Each line below should be retyped exactly, with no pictures.

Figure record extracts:
═══

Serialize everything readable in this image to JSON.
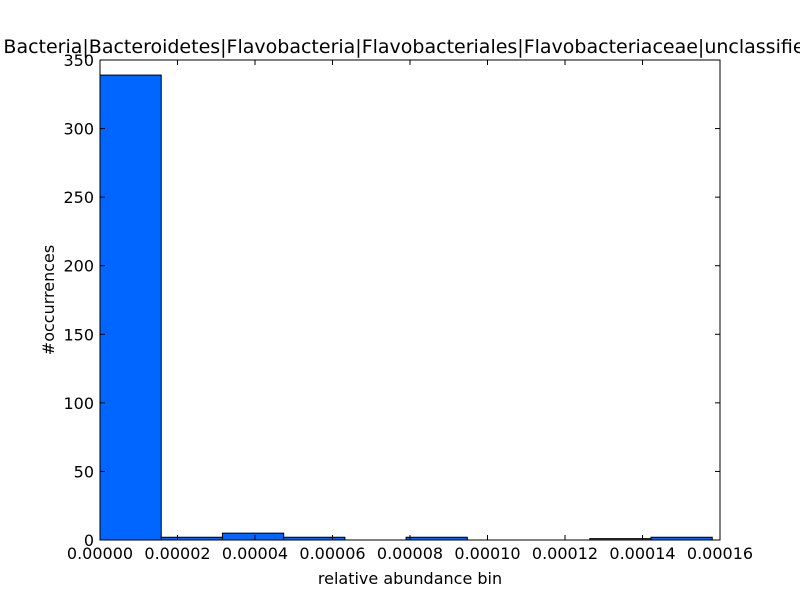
{
  "chart_data": {
    "type": "bar",
    "title": "Bacteria|Bacteroidetes|Flavobacteria|Flavobacteriales|Flavobacteriaceae|unclassified",
    "xlabel": "relative abundance bin",
    "ylabel": "#occurrences",
    "xlim": [
      0,
      0.00016
    ],
    "ylim": [
      0,
      350
    ],
    "x_ticks": [
      "0.00000",
      "0.00002",
      "0.00004",
      "0.00006",
      "0.00008",
      "0.00010",
      "0.00012",
      "0.00014",
      "0.00016"
    ],
    "y_ticks": [
      "0",
      "50",
      "100",
      "150",
      "200",
      "250",
      "300",
      "350"
    ],
    "bin_edges": [
      0,
      1.58e-05,
      3.16e-05,
      4.74e-05,
      6.32e-05,
      7.9e-05,
      9.48e-05,
      0.0001106,
      0.0001264,
      0.0001422,
      0.000158
    ],
    "values": [
      339,
      2,
      5,
      2,
      0,
      2,
      0,
      0,
      1,
      2
    ],
    "grid": false,
    "bar_color": "#0066ff"
  }
}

═══

> ANSWER BOX
Serialize everything readable in this image to JSON.
{
  "chart_data": {
    "type": "bar",
    "title": "Bacteria|Bacteroidetes|Flavobacteria|Flavobacteriales|Flavobacteriaceae|unclassified",
    "xlabel": "relative abundance bin",
    "ylabel": "#occurrences",
    "xlim": [
      0,
      0.00016
    ],
    "ylim": [
      0,
      350
    ],
    "x_ticks": [
      "0.00000",
      "0.00002",
      "0.00004",
      "0.00006",
      "0.00008",
      "0.00010",
      "0.00012",
      "0.00014",
      "0.00016"
    ],
    "y_ticks": [
      "0",
      "50",
      "100",
      "150",
      "200",
      "250",
      "300",
      "350"
    ],
    "bin_edges": [
      0,
      1.58e-05,
      3.16e-05,
      4.74e-05,
      6.32e-05,
      7.9e-05,
      9.48e-05,
      0.0001106,
      0.0001264,
      0.0001422,
      0.000158
    ],
    "values": [
      339,
      2,
      5,
      2,
      0,
      2,
      0,
      0,
      1,
      2
    ],
    "grid": false,
    "bar_color": "#0066ff"
  }
}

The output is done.